- _Task directions_
Reproduce every line of the records below verbatim, omitting the pictures from your answer.

(Data listing)
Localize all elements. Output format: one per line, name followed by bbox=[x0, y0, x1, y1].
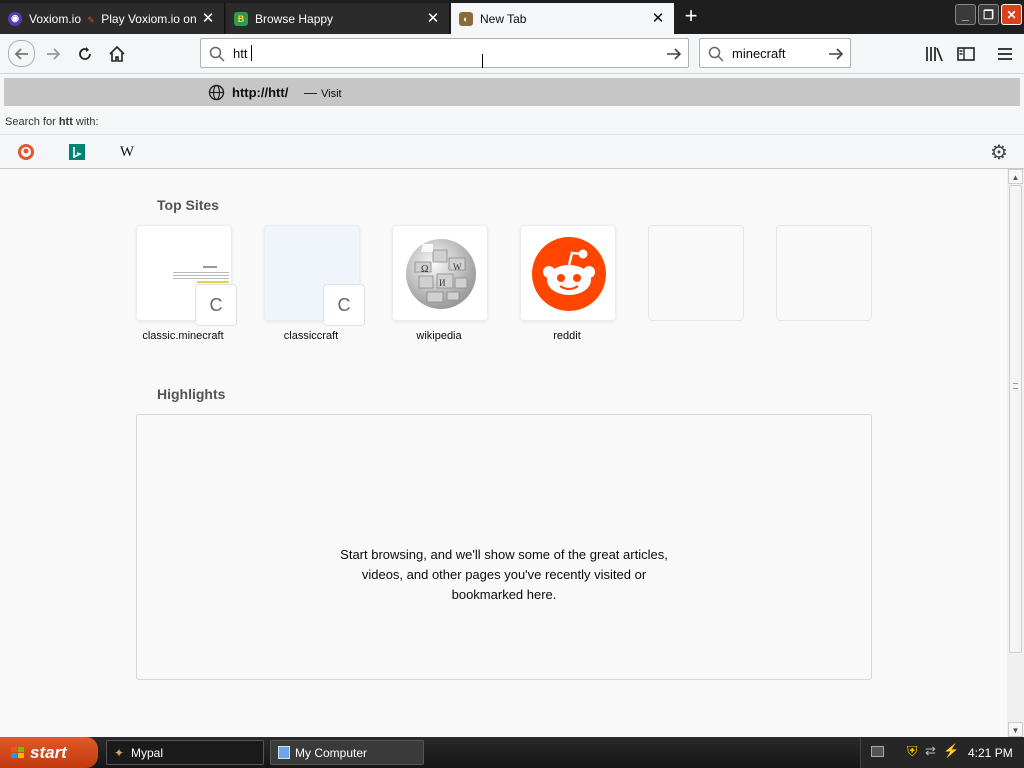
minimize-button[interactable]: _ bbox=[955, 4, 976, 25]
tab-browse-happy[interactable]: B Browse Happy ✕ bbox=[226, 3, 450, 34]
search-input[interactable]: minecraft bbox=[732, 46, 785, 61]
reload-button[interactable] bbox=[73, 42, 97, 66]
top-site-label[interactable]: wikipedia bbox=[384, 330, 494, 342]
forward-button[interactable] bbox=[41, 42, 65, 66]
start-button[interactable]: start bbox=[0, 737, 98, 768]
close-icon[interactable]: ✕ bbox=[425, 10, 441, 27]
top-site-tile[interactable]: C bbox=[136, 225, 237, 326]
top-site-label[interactable]: reddit bbox=[512, 330, 622, 342]
menu-button[interactable] bbox=[993, 42, 1017, 66]
forward-arrow-icon bbox=[47, 48, 61, 60]
back-button[interactable] bbox=[8, 40, 35, 67]
windows-taskbar: start ✦ Mypal My Computer ⛨ ⇄ ⚡ 4:21 PM bbox=[0, 737, 1024, 768]
reddit-icon bbox=[532, 237, 606, 311]
security-shield-icon[interactable]: ⛨ bbox=[907, 743, 918, 760]
highlights-title: Highlights bbox=[157, 386, 226, 402]
tab-subtitle: Play Voxiom.io on Cr bbox=[101, 11, 200, 26]
wikipedia-globe-icon: Ω W И bbox=[406, 239, 476, 309]
network-icon[interactable]: ⇄ bbox=[925, 743, 936, 759]
gear-icon: ⚙ bbox=[990, 141, 1008, 164]
suggestion-url: http://htt/ bbox=[232, 85, 289, 100]
sidebar-button[interactable] bbox=[954, 42, 978, 66]
site-letter-badge: C bbox=[195, 284, 237, 326]
close-icon[interactable]: ✕ bbox=[200, 10, 216, 27]
sidebar-icon bbox=[957, 47, 975, 61]
globe-icon bbox=[208, 84, 225, 101]
reload-icon bbox=[79, 47, 91, 60]
go-arrow-icon[interactable] bbox=[828, 46, 844, 62]
site-letter-badge: C bbox=[323, 284, 365, 326]
svg-text:W: W bbox=[453, 262, 462, 272]
top-site-label[interactable]: classiccraft bbox=[256, 330, 366, 342]
tab-voxiom[interactable]: ◉ Voxiom.io ✎ Play Voxiom.io on Cr ✕ bbox=[0, 3, 225, 34]
computer-icon bbox=[278, 746, 290, 759]
new-tab-page: Top Sites C classic.minecraft C classicc… bbox=[0, 169, 1007, 737]
search-for-label: Search for htt with: bbox=[5, 116, 99, 128]
navigation-toolbar: htt minecraft bbox=[0, 34, 1024, 74]
top-site-tile[interactable]: C bbox=[264, 225, 365, 326]
top-site-tile[interactable]: Ω W И bbox=[392, 225, 488, 321]
wikipedia-icon: W bbox=[119, 143, 135, 160]
tab-title: Browse Happy bbox=[255, 11, 334, 26]
taskbar-item-my-computer[interactable]: My Computer bbox=[270, 740, 424, 765]
firefox-icon: ◐ bbox=[459, 11, 473, 26]
suggestion-row[interactable]: http://htt/ — Visit bbox=[4, 78, 1020, 106]
one-off-search-engines: W ⚙ bbox=[0, 134, 1024, 169]
url-autocomplete-popup: http://htt/ — Visit Search for htt with:… bbox=[0, 74, 1024, 169]
empty-top-site-slot bbox=[648, 225, 744, 321]
keyboard-icon[interactable] bbox=[871, 746, 884, 757]
go-arrow-icon[interactable] bbox=[666, 46, 682, 62]
text-cursor-icon bbox=[482, 54, 488, 68]
windows-flag-icon bbox=[11, 747, 24, 758]
svg-text:И: И bbox=[439, 278, 446, 288]
taskbar-item-mypal[interactable]: ✦ Mypal bbox=[106, 740, 264, 765]
bing-icon bbox=[69, 144, 85, 160]
search-icon bbox=[708, 46, 724, 62]
search-icon bbox=[209, 46, 225, 62]
text-caret bbox=[251, 45, 252, 61]
tab-new-tab[interactable]: ◐ New Tab ✕ bbox=[451, 3, 674, 34]
suggestion-action: Visit bbox=[321, 88, 342, 100]
scroll-up-icon[interactable]: ▲ bbox=[1008, 169, 1023, 184]
highlights-empty-state: Start browsing, and we'll show some of t… bbox=[136, 414, 872, 680]
search-settings-button[interactable]: ⚙ bbox=[988, 141, 1010, 164]
library-button[interactable] bbox=[922, 42, 946, 66]
suggestion-dash: — bbox=[304, 85, 317, 100]
duckduckgo-button[interactable] bbox=[15, 141, 37, 163]
library-icon bbox=[926, 47, 943, 62]
scroll-down-icon[interactable]: ▼ bbox=[1008, 722, 1023, 737]
power-icon[interactable]: ⚡ bbox=[943, 743, 959, 759]
url-bar[interactable]: htt bbox=[200, 38, 689, 68]
top-sites-title: Top Sites bbox=[157, 197, 219, 213]
top-site-tile[interactable] bbox=[520, 225, 616, 321]
new-tab-button[interactable]: + bbox=[680, 5, 702, 28]
duckduckgo-icon bbox=[18, 144, 34, 160]
url-input[interactable]: htt bbox=[233, 46, 247, 61]
restore-button[interactable]: ❐ bbox=[978, 4, 999, 25]
home-icon bbox=[109, 45, 125, 62]
svg-text:Ω: Ω bbox=[421, 264, 428, 275]
search-bar[interactable]: minecraft bbox=[699, 38, 851, 68]
voxiom-icon: ◉ bbox=[8, 11, 22, 26]
highlights-empty-message: Start browsing, and we'll show some of t… bbox=[340, 547, 668, 602]
close-window-button[interactable]: ✕ bbox=[1001, 4, 1022, 25]
close-icon[interactable]: ✕ bbox=[650, 10, 666, 27]
vertical-scrollbar[interactable]: ▲ ▼ bbox=[1007, 169, 1024, 737]
clock[interactable]: 4:21 PM bbox=[968, 746, 1013, 760]
browsehappy-icon: B bbox=[234, 11, 248, 26]
tab-title: Voxiom.io bbox=[29, 11, 82, 26]
top-site-label[interactable]: classic.minecraft bbox=[128, 330, 238, 342]
wikipedia-button[interactable]: W bbox=[116, 141, 138, 163]
tab-strip: ◉ Voxiom.io ✎ Play Voxiom.io on Cr ✕ B B… bbox=[0, 0, 1024, 34]
empty-top-site-slot bbox=[776, 225, 872, 321]
bing-button[interactable] bbox=[66, 141, 88, 163]
mypal-icon: ✦ bbox=[114, 746, 125, 760]
scrollbar-thumb[interactable] bbox=[1009, 185, 1022, 653]
tab-title: New Tab bbox=[480, 11, 527, 26]
hamburger-menu-icon bbox=[998, 48, 1012, 60]
home-button[interactable] bbox=[105, 42, 129, 66]
back-arrow-icon bbox=[14, 47, 28, 60]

- _Reply to the task_
Localize all elements. Output format: one per line, name followed by bbox=[x0, y0, x1, y1].
minimize-button[interactable]: _ bbox=[955, 4, 976, 25]
tab-browse-happy[interactable]: B Browse Happy ✕ bbox=[226, 3, 450, 34]
search-input[interactable]: minecraft bbox=[732, 46, 785, 61]
reload-button[interactable] bbox=[73, 42, 97, 66]
top-site-label[interactable]: wikipedia bbox=[384, 330, 494, 342]
forward-button[interactable] bbox=[41, 42, 65, 66]
start-button[interactable]: start bbox=[0, 737, 98, 768]
close-icon[interactable]: ✕ bbox=[425, 10, 441, 27]
top-site-tile[interactable]: C bbox=[136, 225, 237, 326]
top-site-label[interactable]: reddit bbox=[512, 330, 622, 342]
menu-button[interactable] bbox=[993, 42, 1017, 66]
forward-arrow-icon bbox=[47, 48, 61, 60]
back-button[interactable] bbox=[8, 40, 35, 67]
windows-taskbar: start ✦ Mypal My Computer ⛨ ⇄ ⚡ 4:21 PM bbox=[0, 737, 1024, 768]
reddit-icon bbox=[532, 237, 606, 311]
security-shield-icon[interactable]: ⛨ bbox=[907, 743, 918, 760]
highlights-title: Highlights bbox=[157, 386, 226, 402]
tab-subtitle: Play Voxiom.io on Cr bbox=[101, 11, 200, 26]
wikipedia-globe-icon: Ω W И bbox=[406, 239, 476, 309]
network-icon[interactable]: ⇄ bbox=[925, 743, 936, 759]
gear-icon: ⚙ bbox=[990, 141, 1008, 164]
suggestion-url: http://htt/ bbox=[232, 85, 289, 100]
sidebar-button[interactable] bbox=[954, 42, 978, 66]
site-letter-badge: C bbox=[195, 284, 237, 326]
close-icon[interactable]: ✕ bbox=[200, 10, 216, 27]
sidebar-icon bbox=[957, 47, 975, 61]
globe-icon bbox=[208, 84, 225, 101]
reload-icon bbox=[79, 47, 91, 60]
go-arrow-icon[interactable] bbox=[828, 46, 844, 62]
site-letter-badge: C bbox=[323, 284, 365, 326]
svg-text:W: W bbox=[453, 262, 462, 272]
top-site-label[interactable]: classiccraft bbox=[256, 330, 366, 342]
tab-voxiom[interactable]: ◉ Voxiom.io ✎ Play Voxiom.io on Cr ✕ bbox=[0, 3, 225, 34]
computer-icon bbox=[278, 746, 290, 759]
new-tab-page: Top Sites C classic.minecraft C classicc… bbox=[0, 169, 1007, 737]
search-for-label: Search for htt with: bbox=[5, 116, 99, 128]
navigation-toolbar: htt minecraft bbox=[0, 34, 1024, 74]
top-site-tile[interactable]: C bbox=[264, 225, 365, 326]
top-site-tile[interactable]: Ω W И bbox=[392, 225, 488, 321]
wikipedia-icon: W bbox=[119, 143, 135, 160]
tab-title: Browse Happy bbox=[255, 11, 334, 26]
taskbar-item-my-computer[interactable]: My Computer bbox=[270, 740, 424, 765]
firefox-icon: ◐ bbox=[459, 11, 473, 26]
suggestion-row[interactable]: http://htt/ — Visit bbox=[4, 78, 1020, 106]
one-off-search-engines: W ⚙ bbox=[0, 134, 1024, 169]
url-autocomplete-popup: http://htt/ — Visit Search for htt with:… bbox=[0, 74, 1024, 169]
empty-top-site-slot bbox=[648, 225, 744, 321]
keyboard-icon[interactable] bbox=[871, 746, 884, 757]
go-arrow-icon[interactable] bbox=[666, 46, 682, 62]
text-cursor-icon bbox=[482, 54, 488, 68]
windows-flag-icon bbox=[11, 747, 24, 758]
svg-text:И: И bbox=[439, 278, 446, 288]
taskbar-item-mypal[interactable]: ✦ Mypal bbox=[106, 740, 264, 765]
bing-icon bbox=[69, 144, 85, 160]
search-icon bbox=[708, 46, 724, 62]
search-icon bbox=[209, 46, 225, 62]
text-caret bbox=[251, 45, 252, 61]
tab-new-tab[interactable]: ◐ New Tab ✕ bbox=[451, 3, 674, 34]
suggestion-action: Visit bbox=[321, 88, 342, 100]
scroll-up-icon[interactable]: ▲ bbox=[1008, 169, 1023, 184]
highlights-empty-state: Start browsing, and we'll show some of t… bbox=[136, 414, 872, 680]
search-settings-button[interactable]: ⚙ bbox=[988, 141, 1010, 164]
library-button[interactable] bbox=[922, 42, 946, 66]
suggestion-dash: — bbox=[304, 85, 317, 100]
duckduckgo-button[interactable] bbox=[15, 141, 37, 163]
library-icon bbox=[926, 47, 943, 62]
scroll-down-icon[interactable]: ▼ bbox=[1008, 722, 1023, 737]
power-icon[interactable]: ⚡ bbox=[943, 743, 959, 759]
url-bar[interactable]: htt bbox=[200, 38, 689, 68]
top-sites-title: Top Sites bbox=[157, 197, 219, 213]
top-site-tile[interactable] bbox=[520, 225, 616, 321]
new-tab-button[interactable]: + bbox=[680, 5, 702, 28]
duckduckgo-icon bbox=[18, 144, 34, 160]
url-input[interactable]: htt bbox=[233, 46, 247, 61]
restore-button[interactable]: ❐ bbox=[978, 4, 999, 25]
home-icon bbox=[109, 45, 125, 62]
svg-text:Ω: Ω bbox=[421, 264, 428, 275]
search-bar[interactable]: minecraft bbox=[699, 38, 851, 68]
voxiom-icon: ◉ bbox=[8, 11, 22, 26]
highlights-empty-message: Start browsing, and we'll show some of t… bbox=[340, 547, 668, 602]
close-window-button[interactable]: ✕ bbox=[1001, 4, 1022, 25]
close-icon[interactable]: ✕ bbox=[650, 10, 666, 27]
vertical-scrollbar[interactable]: ▲ ▼ bbox=[1007, 169, 1024, 737]
clock[interactable]: 4:21 PM bbox=[968, 746, 1013, 760]
browsehappy-icon: B bbox=[234, 11, 248, 26]
tab-title: Voxiom.io bbox=[29, 11, 82, 26]
top-site-label[interactable]: classic.minecraft bbox=[128, 330, 238, 342]
wikipedia-button[interactable]: W bbox=[116, 141, 138, 163]
tab-strip: ◉ Voxiom.io ✎ Play Voxiom.io on Cr ✕ B B… bbox=[0, 0, 1024, 34]
empty-top-site-slot bbox=[776, 225, 872, 321]
bing-button[interactable] bbox=[66, 141, 88, 163]
mypal-icon: ✦ bbox=[114, 746, 125, 760]
scrollbar-thumb[interactable] bbox=[1009, 185, 1022, 653]
tab-title: New Tab bbox=[480, 11, 527, 26]
hamburger-menu-icon bbox=[998, 48, 1012, 60]
home-button[interactable] bbox=[105, 42, 129, 66]
back-arrow-icon bbox=[14, 47, 28, 60]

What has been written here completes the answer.